== Stored data entries ==
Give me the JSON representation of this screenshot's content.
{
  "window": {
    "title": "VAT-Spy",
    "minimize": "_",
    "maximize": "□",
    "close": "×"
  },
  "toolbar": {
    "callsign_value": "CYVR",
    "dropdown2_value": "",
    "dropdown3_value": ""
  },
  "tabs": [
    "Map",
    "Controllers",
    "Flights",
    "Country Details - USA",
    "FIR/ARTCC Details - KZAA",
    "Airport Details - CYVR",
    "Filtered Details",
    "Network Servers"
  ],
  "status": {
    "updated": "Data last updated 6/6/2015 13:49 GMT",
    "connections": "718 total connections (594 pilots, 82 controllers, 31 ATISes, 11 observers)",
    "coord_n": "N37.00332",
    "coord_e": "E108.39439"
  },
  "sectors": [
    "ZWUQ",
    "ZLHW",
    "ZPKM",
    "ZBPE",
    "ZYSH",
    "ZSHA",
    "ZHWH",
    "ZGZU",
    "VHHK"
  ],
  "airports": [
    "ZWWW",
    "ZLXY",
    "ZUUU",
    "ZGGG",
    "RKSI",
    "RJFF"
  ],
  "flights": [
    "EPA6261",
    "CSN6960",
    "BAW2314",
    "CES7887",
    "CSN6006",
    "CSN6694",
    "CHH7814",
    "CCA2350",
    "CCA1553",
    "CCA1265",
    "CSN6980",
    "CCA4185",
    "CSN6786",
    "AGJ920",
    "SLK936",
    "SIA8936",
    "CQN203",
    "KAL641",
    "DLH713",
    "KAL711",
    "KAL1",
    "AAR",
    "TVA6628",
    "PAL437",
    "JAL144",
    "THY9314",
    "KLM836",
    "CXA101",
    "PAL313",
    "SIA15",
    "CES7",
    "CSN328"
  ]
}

== What you should do ==
Repeat each of the entries above precisely as given.

== Completed exercise ==
Give me the JSON representation of this screenshot's content.
{
  "window": {
    "title": "VAT-Spy",
    "minimize": "_",
    "maximize": "□",
    "close": "×"
  },
  "toolbar": {
    "callsign_value": "CYVR",
    "dropdown2_value": "",
    "dropdown3_value": ""
  },
  "tabs": [
    "Map",
    "Controllers",
    "Flights",
    "Country Details - USA",
    "FIR/ARTCC Details - KZAA",
    "Airport Details - CYVR",
    "Filtered Details",
    "Network Servers"
  ],
  "status": {
    "updated": "Data last updated 6/6/2015 13:49 GMT",
    "connections": "718 total connections (594 pilots, 82 controllers, 31 ATISes, 11 observers)",
    "coord_n": "N37.00332",
    "coord_e": "E108.39439"
  },
  "sectors": [
    "ZWUQ",
    "ZLHW",
    "ZPKM",
    "ZBPE",
    "ZYSH",
    "ZSHA",
    "ZHWH",
    "ZGZU",
    "VHHK"
  ],
  "airports": [
    "ZWWW",
    "ZLXY",
    "ZUUU",
    "ZGGG",
    "RKSI",
    "RJFF"
  ],
  "flights": [
    "EPA6261",
    "CSN6960",
    "BAW2314",
    "CES7887",
    "CSN6006",
    "CSN6694",
    "CHH7814",
    "CCA2350",
    "CCA1553",
    "CCA1265",
    "CSN6980",
    "CCA4185",
    "CSN6786",
    "AGJ920",
    "SLK936",
    "SIA8936",
    "CQN203",
    "KAL641",
    "DLH713",
    "KAL711",
    "KAL1",
    "AAR",
    "TVA6628",
    "PAL437",
    "JAL144",
    "THY9314",
    "KLM836",
    "CXA101",
    "PAL313",
    "SIA15",
    "CES7",
    "CSN328"
  ]
}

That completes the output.